(Collected data)

======

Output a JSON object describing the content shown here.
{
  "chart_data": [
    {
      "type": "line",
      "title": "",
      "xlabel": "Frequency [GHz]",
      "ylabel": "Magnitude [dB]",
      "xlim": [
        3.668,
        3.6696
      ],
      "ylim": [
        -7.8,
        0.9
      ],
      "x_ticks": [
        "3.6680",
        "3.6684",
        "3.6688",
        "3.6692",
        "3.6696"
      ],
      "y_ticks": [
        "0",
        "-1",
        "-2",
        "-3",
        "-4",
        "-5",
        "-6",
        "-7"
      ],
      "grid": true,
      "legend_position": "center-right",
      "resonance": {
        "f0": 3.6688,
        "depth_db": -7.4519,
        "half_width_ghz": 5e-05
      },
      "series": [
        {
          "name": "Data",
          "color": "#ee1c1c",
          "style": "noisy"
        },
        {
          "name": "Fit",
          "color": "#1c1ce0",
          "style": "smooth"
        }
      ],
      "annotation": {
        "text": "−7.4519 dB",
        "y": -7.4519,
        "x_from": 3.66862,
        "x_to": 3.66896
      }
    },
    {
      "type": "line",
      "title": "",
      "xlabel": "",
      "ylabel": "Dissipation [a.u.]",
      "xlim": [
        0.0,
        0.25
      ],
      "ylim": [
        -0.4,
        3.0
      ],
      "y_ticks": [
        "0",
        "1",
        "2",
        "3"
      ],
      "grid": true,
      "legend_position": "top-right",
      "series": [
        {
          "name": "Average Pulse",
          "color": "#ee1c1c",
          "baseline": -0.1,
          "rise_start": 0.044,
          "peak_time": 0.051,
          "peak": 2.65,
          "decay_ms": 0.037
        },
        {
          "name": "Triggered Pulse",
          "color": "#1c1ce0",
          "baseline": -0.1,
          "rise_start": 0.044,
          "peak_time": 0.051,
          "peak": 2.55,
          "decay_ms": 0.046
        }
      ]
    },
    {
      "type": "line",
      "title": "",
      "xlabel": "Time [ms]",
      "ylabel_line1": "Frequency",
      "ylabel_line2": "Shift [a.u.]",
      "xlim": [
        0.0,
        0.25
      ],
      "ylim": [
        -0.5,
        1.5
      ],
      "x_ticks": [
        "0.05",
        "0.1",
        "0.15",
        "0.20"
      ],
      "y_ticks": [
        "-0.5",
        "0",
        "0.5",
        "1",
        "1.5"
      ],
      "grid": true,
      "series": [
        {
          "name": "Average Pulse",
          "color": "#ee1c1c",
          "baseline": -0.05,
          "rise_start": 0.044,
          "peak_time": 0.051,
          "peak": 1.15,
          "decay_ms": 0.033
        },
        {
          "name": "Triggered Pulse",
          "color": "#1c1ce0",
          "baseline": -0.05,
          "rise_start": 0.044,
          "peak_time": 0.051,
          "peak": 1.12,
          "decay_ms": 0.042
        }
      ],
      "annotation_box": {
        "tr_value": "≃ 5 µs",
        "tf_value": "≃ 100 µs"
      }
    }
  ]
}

======

_Short task_. Quote the whole listing above, leaving nothing out.

_In response_.
Output a JSON object describing the content shown here.
{
  "chart_data": [
    {
      "type": "line",
      "title": "",
      "xlabel": "Frequency [GHz]",
      "ylabel": "Magnitude [dB]",
      "xlim": [
        3.668,
        3.6696
      ],
      "ylim": [
        -7.8,
        0.9
      ],
      "x_ticks": [
        "3.6680",
        "3.6684",
        "3.6688",
        "3.6692",
        "3.6696"
      ],
      "y_ticks": [
        "0",
        "-1",
        "-2",
        "-3",
        "-4",
        "-5",
        "-6",
        "-7"
      ],
      "grid": true,
      "legend_position": "center-right",
      "resonance": {
        "f0": 3.6688,
        "depth_db": -7.4519,
        "half_width_ghz": 5e-05
      },
      "series": [
        {
          "name": "Data",
          "color": "#ee1c1c",
          "style": "noisy"
        },
        {
          "name": "Fit",
          "color": "#1c1ce0",
          "style": "smooth"
        }
      ],
      "annotation": {
        "text": "−7.4519 dB",
        "y": -7.4519,
        "x_from": 3.66862,
        "x_to": 3.66896
      }
    },
    {
      "type": "line",
      "title": "",
      "xlabel": "",
      "ylabel": "Dissipation [a.u.]",
      "xlim": [
        0.0,
        0.25
      ],
      "ylim": [
        -0.4,
        3.0
      ],
      "y_ticks": [
        "0",
        "1",
        "2",
        "3"
      ],
      "grid": true,
      "legend_position": "top-right",
      "series": [
        {
          "name": "Average Pulse",
          "color": "#ee1c1c",
          "baseline": -0.1,
          "rise_start": 0.044,
          "peak_time": 0.051,
          "peak": 2.65,
          "decay_ms": 0.037
        },
        {
          "name": "Triggered Pulse",
          "color": "#1c1ce0",
          "baseline": -0.1,
          "rise_start": 0.044,
          "peak_time": 0.051,
          "peak": 2.55,
          "decay_ms": 0.046
        }
      ]
    },
    {
      "type": "line",
      "title": "",
      "xlabel": "Time [ms]",
      "ylabel_line1": "Frequency",
      "ylabel_line2": "Shift [a.u.]",
      "xlim": [
        0.0,
        0.25
      ],
      "ylim": [
        -0.5,
        1.5
      ],
      "x_ticks": [
        "0.05",
        "0.1",
        "0.15",
        "0.20"
      ],
      "y_ticks": [
        "-0.5",
        "0",
        "0.5",
        "1",
        "1.5"
      ],
      "grid": true,
      "series": [
        {
          "name": "Average Pulse",
          "color": "#ee1c1c",
          "baseline": -0.05,
          "rise_start": 0.044,
          "peak_time": 0.051,
          "peak": 1.15,
          "decay_ms": 0.033
        },
        {
          "name": "Triggered Pulse",
          "color": "#1c1ce0",
          "baseline": -0.05,
          "rise_start": 0.044,
          "peak_time": 0.051,
          "peak": 1.12,
          "decay_ms": 0.042
        }
      ],
      "annotation_box": {
        "tr_value": "≃ 5 µs",
        "tf_value": "≃ 100 µs"
      }
    }
  ]
}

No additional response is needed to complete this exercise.